Repeat each record exactly. Any picture gets left out.

Material supplied:
================================

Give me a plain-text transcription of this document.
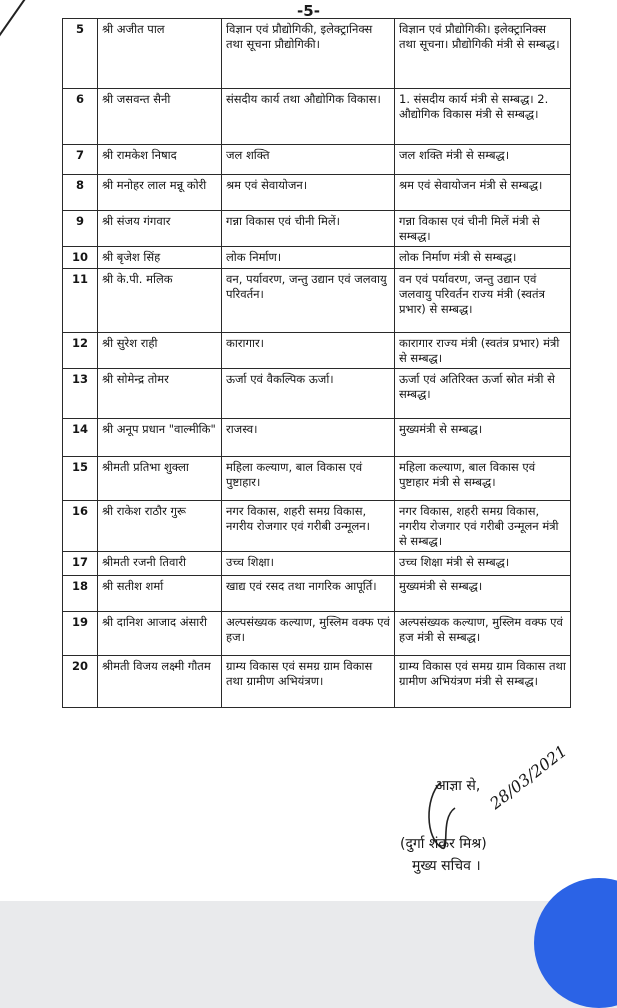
-5-
5	श्री अजीत पाल	विज्ञान एवं प्रौद्योगिकी, इलेक्ट्रानिक्स तथा सूचना प्रौद्योगिकी।	विज्ञान एवं प्रौद्योगिकी। इलेक्ट्रानिक्स तथा सूचना। प्रौद्योगिकी मंत्री से सम्बद्ध।
6	श्री जसवन्त सैनी	संसदीय कार्य तथा औद्योगिक विकास।	1. संसदीय कार्य मंत्री से सम्बद्ध। 2. औद्योगिक विकास मंत्री से सम्बद्ध।
7	श्री रामकेश निषाद	जल शक्ति	जल शक्ति मंत्री से सम्बद्ध।
8	श्री मनोहर लाल मन्नू कोरी	श्रम एवं सेवायोजन।	श्रम एवं सेवायोजन मंत्री से सम्बद्ध।
9	श्री संजय गंगवार	गन्ना विकास एवं चीनी मिलें।	गन्ना विकास एवं चीनी मिलें मंत्री से सम्बद्ध।
10	श्री बृजेश सिंह	लोक निर्माण।	लोक निर्माण मंत्री से सम्बद्ध।
11	श्री के.पी. मलिक	वन, पर्यावरण, जन्तु उद्यान एवं जलवायु परिवर्तन।	वन एवं पर्यावरण, जन्तु उद्यान एवं जलवायु परिवर्तन राज्य मंत्री (स्वतंत्र प्रभार) से सम्बद्ध।
12	श्री सुरेश राही	कारागार।	कारागार राज्य मंत्री (स्वतंत्र प्रभार) मंत्री से सम्बद्ध।
13	श्री सोमेन्द्र तोमर	ऊर्जा एवं वैकल्पिक ऊर्जा।	ऊर्जा एवं अतिरिक्त ऊर्जा स्रोत मंत्री से सम्बद्ध।
14	श्री अनूप प्रधान "वाल्मीकि"	राजस्व।	मुख्यमंत्री से सम्बद्ध।
15	श्रीमती प्रतिभा शुक्ला	महिला कल्याण, बाल विकास एवं पुष्टाहार।	महिला कल्याण, बाल विकास एवं पुष्टाहार मंत्री से सम्बद्ध।
16	श्री राकेश राठौर गुरू	नगर विकास, शहरी समग्र विकास, नगरीय रोजगार एवं गरीबी उन्मूलन।	नगर विकास, शहरी समग्र विकास, नगरीय रोजगार एवं गरीबी उन्मूलन मंत्री से सम्बद्ध।
17	श्रीमती रजनी तिवारी	उच्च शिक्षा।	उच्च शिक्षा मंत्री से सम्बद्ध।
18	श्री सतीश शर्मा	खाद्य एवं रसद तथा नागरिक आपूर्ति।	मुख्यमंत्री से सम्बद्ध।
19	श्री दानिश आजाद अंसारी	अल्पसंख्यक कल्याण, मुस्लिम वक्फ एवं हज।	अल्पसंख्यक कल्याण, मुस्लिम वक्फ एवं हज मंत्री से सम्बद्ध।
20	श्रीमती विजय लक्ष्मी गौतम	ग्राम्य विकास एवं समग्र ग्राम विकास तथा ग्रामीण अभियंत्रण।	ग्राम्य विकास एवं समग्र ग्राम विकास तथा ग्रामीण अभियंत्रण मंत्री से सम्बद्ध।
आज्ञा से, 28/03/2021
(दुर्गा शंकर मिश्र)
मुख्य सचिव ।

================================

Expected answer:
Give me a plain-text transcription of this document.
-5-
5	श्री अजीत पाल	विज्ञान एवं प्रौद्योगिकी, इलेक्ट्रानिक्स तथा सूचना प्रौद्योगिकी।	विज्ञान एवं प्रौद्योगिकी। इलेक्ट्रानिक्स तथा सूचना। प्रौद्योगिकी मंत्री से सम्बद्ध।
6	श्री जसवन्त सैनी	संसदीय कार्य तथा औद्योगिक विकास।	1. संसदीय कार्य मंत्री से सम्बद्ध। 2. औद्योगिक विकास मंत्री से सम्बद्ध।
7	श्री रामकेश निषाद	जल शक्ति	जल शक्ति मंत्री से सम्बद्ध।
8	श्री मनोहर लाल मन्नू कोरी	श्रम एवं सेवायोजन।	श्रम एवं सेवायोजन मंत्री से सम्बद्ध।
9	श्री संजय गंगवार	गन्ना विकास एवं चीनी मिलें।	गन्ना विकास एवं चीनी मिलें मंत्री से सम्बद्ध।
10	श्री बृजेश सिंह	लोक निर्माण।	लोक निर्माण मंत्री से सम्बद्ध।
11	श्री के.पी. मलिक	वन, पर्यावरण, जन्तु उद्यान एवं जलवायु परिवर्तन।	वन एवं पर्यावरण, जन्तु उद्यान एवं जलवायु परिवर्तन राज्य मंत्री (स्वतंत्र प्रभार) से सम्बद्ध।
12	श्री सुरेश राही	कारागार।	कारागार राज्य मंत्री (स्वतंत्र प्रभार) मंत्री से सम्बद्ध।
13	श्री सोमेन्द्र तोमर	ऊर्जा एवं वैकल्पिक ऊर्जा।	ऊर्जा एवं अतिरिक्त ऊर्जा स्रोत मंत्री से सम्बद्ध।
14	श्री अनूप प्रधान "वाल्मीकि"	राजस्व।	मुख्यमंत्री से सम्बद्ध।
15	श्रीमती प्रतिभा शुक्ला	महिला कल्याण, बाल विकास एवं पुष्टाहार।	महिला कल्याण, बाल विकास एवं पुष्टाहार मंत्री से सम्बद्ध।
16	श्री राकेश राठौर गुरू	नगर विकास, शहरी समग्र विकास, नगरीय रोजगार एवं गरीबी उन्मूलन।	नगर विकास, शहरी समग्र विकास, नगरीय रोजगार एवं गरीबी उन्मूलन मंत्री से सम्बद्ध।
17	श्रीमती रजनी तिवारी	उच्च शिक्षा।	उच्च शिक्षा मंत्री से सम्बद्ध।
18	श्री सतीश शर्मा	खाद्य एवं रसद तथा नागरिक आपूर्ति।	मुख्यमंत्री से सम्बद्ध।
19	श्री दानिश आजाद अंसारी	अल्पसंख्यक कल्याण, मुस्लिम वक्फ एवं हज।	अल्पसंख्यक कल्याण, मुस्लिम वक्फ एवं हज मंत्री से सम्बद्ध।
20	श्रीमती विजय लक्ष्मी गौतम	ग्राम्य विकास एवं समग्र ग्राम विकास तथा ग्रामीण अभियंत्रण।	ग्राम्य विकास एवं समग्र ग्राम विकास तथा ग्रामीण अभियंत्रण मंत्री से सम्बद्ध।
आज्ञा से, 28/03/2021
(दुर्गा शंकर मिश्र)
मुख्य सचिव ।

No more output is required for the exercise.